● **Dataset content**

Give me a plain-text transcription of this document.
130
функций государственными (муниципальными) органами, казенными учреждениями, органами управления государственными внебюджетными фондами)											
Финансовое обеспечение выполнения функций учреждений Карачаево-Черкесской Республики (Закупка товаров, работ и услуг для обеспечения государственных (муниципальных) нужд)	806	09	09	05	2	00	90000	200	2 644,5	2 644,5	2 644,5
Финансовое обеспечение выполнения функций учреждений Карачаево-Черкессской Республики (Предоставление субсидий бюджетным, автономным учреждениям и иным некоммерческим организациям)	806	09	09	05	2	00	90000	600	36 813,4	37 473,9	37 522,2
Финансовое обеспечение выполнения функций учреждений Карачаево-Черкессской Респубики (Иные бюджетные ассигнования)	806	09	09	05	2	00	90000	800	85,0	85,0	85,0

● **What you will do**
Transcribe every entry exactly.

● **Full solution**
Give me a plain-text transcription of this document.
130
функций государственными (муниципальными) органами, казенными учреждениями, органами управления государственными внебюджетными фондами)											
Финансовое обеспечение выполнения функций учреждений Карачаево-Черкесской Республики (Закупка товаров, работ и услуг для обеспечения государственных (муниципальных) нужд)	806	09	09	05	2	00	90000	200	2 644,5	2 644,5	2 644,5
Финансовое обеспечение выполнения функций учреждений Карачаево-Черкессской Республики (Предоставление субсидий бюджетным, автономным учреждениям и иным некоммерческим организациям)	806	09	09	05	2	00	90000	600	36 813,4	37 473,9	37 522,2
Финансовое обеспечение выполнения функций учреждений Карачаево-Черкессской Респубики (Иные бюджетные ассигнования)	806	09	09	05	2	00	90000	800	85,0	85,0	85,0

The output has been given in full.